Written task: All lines in the data bearing the string "pair" should be identified and copied.

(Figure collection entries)
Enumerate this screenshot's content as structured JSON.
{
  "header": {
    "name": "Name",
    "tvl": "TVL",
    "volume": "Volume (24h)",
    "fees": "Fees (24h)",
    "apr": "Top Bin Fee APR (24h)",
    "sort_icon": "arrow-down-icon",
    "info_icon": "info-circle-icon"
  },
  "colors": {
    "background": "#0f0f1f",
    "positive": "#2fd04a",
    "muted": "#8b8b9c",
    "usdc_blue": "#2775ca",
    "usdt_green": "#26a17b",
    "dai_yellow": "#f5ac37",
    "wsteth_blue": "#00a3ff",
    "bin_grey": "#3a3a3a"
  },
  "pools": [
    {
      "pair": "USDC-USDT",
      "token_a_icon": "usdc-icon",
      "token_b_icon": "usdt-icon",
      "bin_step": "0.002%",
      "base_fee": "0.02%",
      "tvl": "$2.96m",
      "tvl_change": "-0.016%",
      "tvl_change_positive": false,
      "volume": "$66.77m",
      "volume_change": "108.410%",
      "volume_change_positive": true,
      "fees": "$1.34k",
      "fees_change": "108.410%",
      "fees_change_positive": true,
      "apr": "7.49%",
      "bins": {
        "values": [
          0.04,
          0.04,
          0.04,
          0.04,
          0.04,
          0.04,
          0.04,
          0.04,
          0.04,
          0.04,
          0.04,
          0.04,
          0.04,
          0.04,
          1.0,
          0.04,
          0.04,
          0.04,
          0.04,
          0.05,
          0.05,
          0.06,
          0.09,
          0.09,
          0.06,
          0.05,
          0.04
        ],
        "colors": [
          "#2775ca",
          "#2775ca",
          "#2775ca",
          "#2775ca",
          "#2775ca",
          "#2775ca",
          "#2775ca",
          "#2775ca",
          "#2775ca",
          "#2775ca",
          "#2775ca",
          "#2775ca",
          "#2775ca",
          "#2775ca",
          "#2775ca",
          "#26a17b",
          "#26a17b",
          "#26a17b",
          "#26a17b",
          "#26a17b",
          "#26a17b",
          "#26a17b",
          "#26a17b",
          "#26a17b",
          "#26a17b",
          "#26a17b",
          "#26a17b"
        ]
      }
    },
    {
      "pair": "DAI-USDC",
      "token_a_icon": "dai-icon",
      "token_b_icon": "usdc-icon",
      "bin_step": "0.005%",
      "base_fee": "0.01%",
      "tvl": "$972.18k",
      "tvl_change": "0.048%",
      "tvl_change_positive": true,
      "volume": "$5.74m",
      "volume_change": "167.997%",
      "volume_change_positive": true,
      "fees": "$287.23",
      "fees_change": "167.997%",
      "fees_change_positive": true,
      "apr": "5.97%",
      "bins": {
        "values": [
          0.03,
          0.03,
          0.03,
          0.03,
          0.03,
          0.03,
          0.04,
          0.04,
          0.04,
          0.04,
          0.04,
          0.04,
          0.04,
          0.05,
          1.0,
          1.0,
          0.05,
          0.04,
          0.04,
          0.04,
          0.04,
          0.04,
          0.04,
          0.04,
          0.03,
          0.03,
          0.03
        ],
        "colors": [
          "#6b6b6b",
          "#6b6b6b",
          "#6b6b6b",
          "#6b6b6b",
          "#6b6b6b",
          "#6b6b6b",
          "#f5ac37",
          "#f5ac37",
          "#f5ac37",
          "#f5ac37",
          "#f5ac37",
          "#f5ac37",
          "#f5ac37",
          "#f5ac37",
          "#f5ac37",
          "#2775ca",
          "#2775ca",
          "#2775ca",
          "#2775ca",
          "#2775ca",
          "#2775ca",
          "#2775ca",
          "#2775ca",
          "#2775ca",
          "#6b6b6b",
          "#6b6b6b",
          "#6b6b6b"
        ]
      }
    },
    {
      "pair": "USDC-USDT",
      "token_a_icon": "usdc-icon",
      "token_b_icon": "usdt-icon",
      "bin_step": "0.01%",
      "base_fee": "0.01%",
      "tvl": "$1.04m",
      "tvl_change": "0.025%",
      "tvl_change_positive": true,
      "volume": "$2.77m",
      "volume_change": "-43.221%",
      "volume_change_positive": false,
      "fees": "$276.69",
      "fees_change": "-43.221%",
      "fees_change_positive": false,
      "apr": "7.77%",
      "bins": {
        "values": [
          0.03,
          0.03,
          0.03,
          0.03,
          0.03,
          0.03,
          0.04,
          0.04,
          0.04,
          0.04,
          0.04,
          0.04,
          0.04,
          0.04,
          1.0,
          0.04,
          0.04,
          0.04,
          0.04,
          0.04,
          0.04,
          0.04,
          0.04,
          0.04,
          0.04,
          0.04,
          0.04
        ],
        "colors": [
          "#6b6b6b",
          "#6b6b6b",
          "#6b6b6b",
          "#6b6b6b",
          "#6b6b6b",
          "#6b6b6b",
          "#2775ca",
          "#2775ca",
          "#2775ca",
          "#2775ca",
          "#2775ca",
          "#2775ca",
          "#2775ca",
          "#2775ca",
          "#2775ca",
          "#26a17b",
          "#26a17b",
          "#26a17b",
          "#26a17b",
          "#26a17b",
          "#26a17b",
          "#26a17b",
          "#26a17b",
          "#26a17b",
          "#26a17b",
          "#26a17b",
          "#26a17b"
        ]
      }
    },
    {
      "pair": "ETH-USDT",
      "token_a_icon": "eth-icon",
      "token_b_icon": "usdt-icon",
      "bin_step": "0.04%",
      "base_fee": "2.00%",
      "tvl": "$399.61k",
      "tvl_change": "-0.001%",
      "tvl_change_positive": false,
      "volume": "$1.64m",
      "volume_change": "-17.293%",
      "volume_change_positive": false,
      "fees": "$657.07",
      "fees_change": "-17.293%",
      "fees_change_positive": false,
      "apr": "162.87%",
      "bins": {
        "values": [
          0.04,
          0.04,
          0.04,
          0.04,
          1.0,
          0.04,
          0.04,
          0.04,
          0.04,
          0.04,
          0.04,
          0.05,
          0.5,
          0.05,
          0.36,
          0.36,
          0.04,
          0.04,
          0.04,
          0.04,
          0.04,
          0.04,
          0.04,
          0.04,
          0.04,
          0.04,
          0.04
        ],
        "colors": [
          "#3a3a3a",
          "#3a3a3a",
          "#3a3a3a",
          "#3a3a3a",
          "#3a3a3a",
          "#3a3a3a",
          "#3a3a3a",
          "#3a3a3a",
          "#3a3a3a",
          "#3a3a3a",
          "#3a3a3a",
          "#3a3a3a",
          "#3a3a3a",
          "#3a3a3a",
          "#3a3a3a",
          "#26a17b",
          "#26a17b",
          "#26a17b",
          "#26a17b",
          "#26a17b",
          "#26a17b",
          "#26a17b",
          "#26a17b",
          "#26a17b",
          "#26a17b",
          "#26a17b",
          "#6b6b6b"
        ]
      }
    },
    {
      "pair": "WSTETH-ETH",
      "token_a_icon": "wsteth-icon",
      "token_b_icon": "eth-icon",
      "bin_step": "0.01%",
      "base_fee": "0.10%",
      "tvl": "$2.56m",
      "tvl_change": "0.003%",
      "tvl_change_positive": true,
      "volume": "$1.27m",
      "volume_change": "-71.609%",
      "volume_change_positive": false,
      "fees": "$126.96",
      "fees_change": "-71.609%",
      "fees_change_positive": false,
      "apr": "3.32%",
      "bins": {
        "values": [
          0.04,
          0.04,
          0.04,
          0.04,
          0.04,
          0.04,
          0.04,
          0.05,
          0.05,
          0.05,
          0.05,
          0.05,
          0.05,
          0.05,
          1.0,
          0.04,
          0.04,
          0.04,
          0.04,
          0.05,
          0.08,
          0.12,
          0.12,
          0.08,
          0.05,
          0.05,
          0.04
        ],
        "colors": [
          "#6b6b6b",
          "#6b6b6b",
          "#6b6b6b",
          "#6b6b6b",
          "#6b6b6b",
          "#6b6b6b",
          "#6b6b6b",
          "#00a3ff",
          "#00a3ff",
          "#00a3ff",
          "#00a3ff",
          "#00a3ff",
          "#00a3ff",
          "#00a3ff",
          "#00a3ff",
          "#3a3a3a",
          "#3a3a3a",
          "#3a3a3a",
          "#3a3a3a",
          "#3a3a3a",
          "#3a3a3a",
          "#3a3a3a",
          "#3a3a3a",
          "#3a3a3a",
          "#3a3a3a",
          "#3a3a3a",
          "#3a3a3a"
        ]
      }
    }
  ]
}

Correct response:
      "pair": "USDC-USDT",
      "pair": "DAI-USDC",
      "pair": "USDC-USDT",
      "pair": "ETH-USDT",
      "pair": "WSTETH-ETH",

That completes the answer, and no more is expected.